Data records
------------------------
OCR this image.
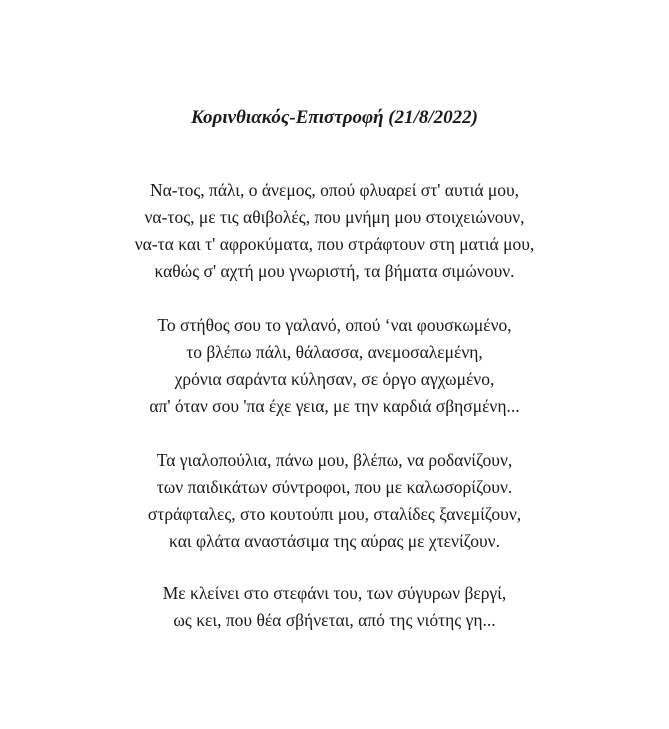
Κορινθιακός-Επιστροφή (21/8/2022)
Να-τος, πάλι, ο άνεμος, οπού φλυαρεί στ' αυτιά μου,
να-τος, με τις αθιβολές, που μνήμη μου στοιχειώνουν,
να-τα και τ' αφροκύματα, που στράφτουν στη ματιά μου,
καθώς σ' αχτή μου γνωριστή, τα βήματα σιμώνουν.
Το στήθος σου το γαλανό, οπού ‘ναι φουσκωμένο,
το βλέπω πάλι, θάλασσα, ανεμοσαλεμένη,
χρόνια σαράντα κύλησαν, σε όργο αγχωμένο,
απ' όταν σου 'πα έχε γεια, με την καρδιά σβησμένη...
Τα γιαλοπούλια, πάνω μου, βλέπω, να ροδανίζουν,
των παιδικάτων σύντροφοι, που με καλωσορίζουν.
στράφταλες, στο κουτούπι μου, σταλίδες ξανεμίζουν,
και φλάτα αναστάσιμα της αύρας με χτενίζουν.
Με κλείνει στο στεφάνι του, των σύγυρων βεργί,
ως κει, που θέα σβήνεται, από της νιότης γη...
------------------------
■ **TO DO**
Reproduce the full listing above verbatim, with no pictures included.

■ **REPLY TO THE EXERCISE**
OCR this image.
Κορινθιακός-Επιστροφή (21/8/2022)
Να-τος, πάλι, ο άνεμος, οπού φλυαρεί στ' αυτιά μου,
να-τος, με τις αθιβολές, που μνήμη μου στοιχειώνουν,
να-τα και τ' αφροκύματα, που στράφτουν στη ματιά μου,
καθώς σ' αχτή μου γνωριστή, τα βήματα σιμώνουν.
Το στήθος σου το γαλανό, οπού ‘ναι φουσκωμένο,
το βλέπω πάλι, θάλασσα, ανεμοσαλεμένη,
χρόνια σαράντα κύλησαν, σε όργο αγχωμένο,
απ' όταν σου 'πα έχε γεια, με την καρδιά σβησμένη...
Τα γιαλοπούλια, πάνω μου, βλέπω, να ροδανίζουν,
των παιδικάτων σύντροφοι, που με καλωσορίζουν.
στράφταλες, στο κουτούπι μου, σταλίδες ξανεμίζουν,
και φλάτα αναστάσιμα της αύρας με χτενίζουν.
Με κλείνει στο στεφάνι του, των σύγυρων βεργί,
ως κει, που θέα σβήνεται, από της νιότης γη...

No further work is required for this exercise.